List each line of the data in which the string "label" appears.

[BEGIN Given records]

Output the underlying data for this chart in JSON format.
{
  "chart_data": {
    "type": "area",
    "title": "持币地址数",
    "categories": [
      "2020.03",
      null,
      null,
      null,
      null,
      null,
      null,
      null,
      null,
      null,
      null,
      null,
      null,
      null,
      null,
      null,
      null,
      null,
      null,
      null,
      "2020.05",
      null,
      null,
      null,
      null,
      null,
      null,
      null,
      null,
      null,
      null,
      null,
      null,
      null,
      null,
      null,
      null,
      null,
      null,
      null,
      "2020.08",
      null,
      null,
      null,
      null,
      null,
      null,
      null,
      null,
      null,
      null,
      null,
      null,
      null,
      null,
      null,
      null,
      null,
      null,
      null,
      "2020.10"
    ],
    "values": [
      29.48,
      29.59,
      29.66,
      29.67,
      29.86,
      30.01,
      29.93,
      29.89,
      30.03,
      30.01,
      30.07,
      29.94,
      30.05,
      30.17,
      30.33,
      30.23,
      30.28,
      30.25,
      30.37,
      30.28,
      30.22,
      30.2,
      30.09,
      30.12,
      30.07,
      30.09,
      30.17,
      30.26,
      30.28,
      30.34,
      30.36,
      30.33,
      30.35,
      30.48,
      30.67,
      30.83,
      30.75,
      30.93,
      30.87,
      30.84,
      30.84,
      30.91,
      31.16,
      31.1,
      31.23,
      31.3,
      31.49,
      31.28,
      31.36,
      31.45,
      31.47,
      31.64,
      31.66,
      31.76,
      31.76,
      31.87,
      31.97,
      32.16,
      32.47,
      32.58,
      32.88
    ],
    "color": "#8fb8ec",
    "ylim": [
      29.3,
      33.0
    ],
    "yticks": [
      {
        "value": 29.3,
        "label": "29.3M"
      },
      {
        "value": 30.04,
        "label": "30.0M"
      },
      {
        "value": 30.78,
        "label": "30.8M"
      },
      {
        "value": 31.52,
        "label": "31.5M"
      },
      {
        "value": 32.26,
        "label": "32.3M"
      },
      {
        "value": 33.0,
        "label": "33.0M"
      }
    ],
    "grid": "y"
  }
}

[END Given records]

Worked answer:
        "label": "29.3M"
        "label": "30.0M"
        "label": "30.8M"
        "label": "31.5M"
        "label": "32.3M"
        "label": "33.0M"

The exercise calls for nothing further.